---------- Dataset records

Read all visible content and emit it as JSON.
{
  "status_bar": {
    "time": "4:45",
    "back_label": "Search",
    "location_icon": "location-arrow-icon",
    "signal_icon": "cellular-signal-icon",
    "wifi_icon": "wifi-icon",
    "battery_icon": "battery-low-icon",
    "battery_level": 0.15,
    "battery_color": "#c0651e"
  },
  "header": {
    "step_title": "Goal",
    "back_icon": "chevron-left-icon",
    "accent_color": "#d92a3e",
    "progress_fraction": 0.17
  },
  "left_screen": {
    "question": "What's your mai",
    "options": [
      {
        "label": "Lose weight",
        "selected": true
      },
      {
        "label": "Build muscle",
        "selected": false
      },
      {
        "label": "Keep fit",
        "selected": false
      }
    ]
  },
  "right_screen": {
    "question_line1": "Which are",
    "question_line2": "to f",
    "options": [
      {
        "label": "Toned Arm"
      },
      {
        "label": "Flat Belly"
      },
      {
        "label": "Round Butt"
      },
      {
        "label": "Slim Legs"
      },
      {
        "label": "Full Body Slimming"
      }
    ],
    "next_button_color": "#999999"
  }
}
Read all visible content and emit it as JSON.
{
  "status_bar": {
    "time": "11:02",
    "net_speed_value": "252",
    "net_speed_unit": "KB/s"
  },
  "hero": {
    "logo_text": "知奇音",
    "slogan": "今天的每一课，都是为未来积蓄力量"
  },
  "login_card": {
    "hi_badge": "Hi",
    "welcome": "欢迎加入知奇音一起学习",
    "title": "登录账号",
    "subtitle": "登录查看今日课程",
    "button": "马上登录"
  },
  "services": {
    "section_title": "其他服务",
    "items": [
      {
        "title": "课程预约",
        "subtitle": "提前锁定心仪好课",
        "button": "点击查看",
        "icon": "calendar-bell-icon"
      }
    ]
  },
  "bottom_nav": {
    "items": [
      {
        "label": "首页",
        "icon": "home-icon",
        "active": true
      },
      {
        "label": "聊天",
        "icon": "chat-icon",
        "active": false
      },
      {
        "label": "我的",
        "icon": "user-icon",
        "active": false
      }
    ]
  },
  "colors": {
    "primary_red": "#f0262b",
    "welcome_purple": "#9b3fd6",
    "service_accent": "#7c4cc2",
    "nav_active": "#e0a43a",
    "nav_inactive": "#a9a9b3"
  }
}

--------------------

Return all of the entries exactly as they were supplied.

Read all visible content and emit it as JSON.
{
  "status_bar": {
    "time": "4:45",
    "back_label": "Search",
    "location_icon": "location-arrow-icon",
    "signal_icon": "cellular-signal-icon",
    "wifi_icon": "wifi-icon",
    "battery_icon": "battery-low-icon",
    "battery_level": 0.15,
    "battery_color": "#c0651e"
  },
  "header": {
    "step_title": "Goal",
    "back_icon": "chevron-left-icon",
    "accent_color": "#d92a3e",
    "progress_fraction": 0.17
  },
  "left_screen": {
    "question": "What's your mai",
    "options": [
      {
        "label": "Lose weight",
        "selected": true
      },
      {
        "label": "Build muscle",
        "selected": false
      },
      {
        "label": "Keep fit",
        "selected": false
      }
    ]
  },
  "right_screen": {
    "question_line1": "Which are",
    "question_line2": "to f",
    "options": [
      {
        "label": "Toned Arm"
      },
      {
        "label": "Flat Belly"
      },
      {
        "label": "Round Butt"
      },
      {
        "label": "Slim Legs"
      },
      {
        "label": "Full Body Slimming"
      }
    ],
    "next_button_color": "#999999"
  }
}
Read all visible content and emit it as JSON.
{
  "status_bar": {
    "time": "11:02",
    "net_speed_value": "252",
    "net_speed_unit": "KB/s"
  },
  "hero": {
    "logo_text": "知奇音",
    "slogan": "今天的每一课，都是为未来积蓄力量"
  },
  "login_card": {
    "hi_badge": "Hi",
    "welcome": "欢迎加入知奇音一起学习",
    "title": "登录账号",
    "subtitle": "登录查看今日课程",
    "button": "马上登录"
  },
  "services": {
    "section_title": "其他服务",
    "items": [
      {
        "title": "课程预约",
        "subtitle": "提前锁定心仪好课",
        "button": "点击查看",
        "icon": "calendar-bell-icon"
      }
    ]
  },
  "bottom_nav": {
    "items": [
      {
        "label": "首页",
        "icon": "home-icon",
        "active": true
      },
      {
        "label": "聊天",
        "icon": "chat-icon",
        "active": false
      },
      {
        "label": "我的",
        "icon": "user-icon",
        "active": false
      }
    ]
  },
  "colors": {
    "primary_red": "#f0262b",
    "welcome_purple": "#9b3fd6",
    "service_accent": "#7c4cc2",
    "nav_active": "#e0a43a",
    "nav_inactive": "#a9a9b3"
  }
}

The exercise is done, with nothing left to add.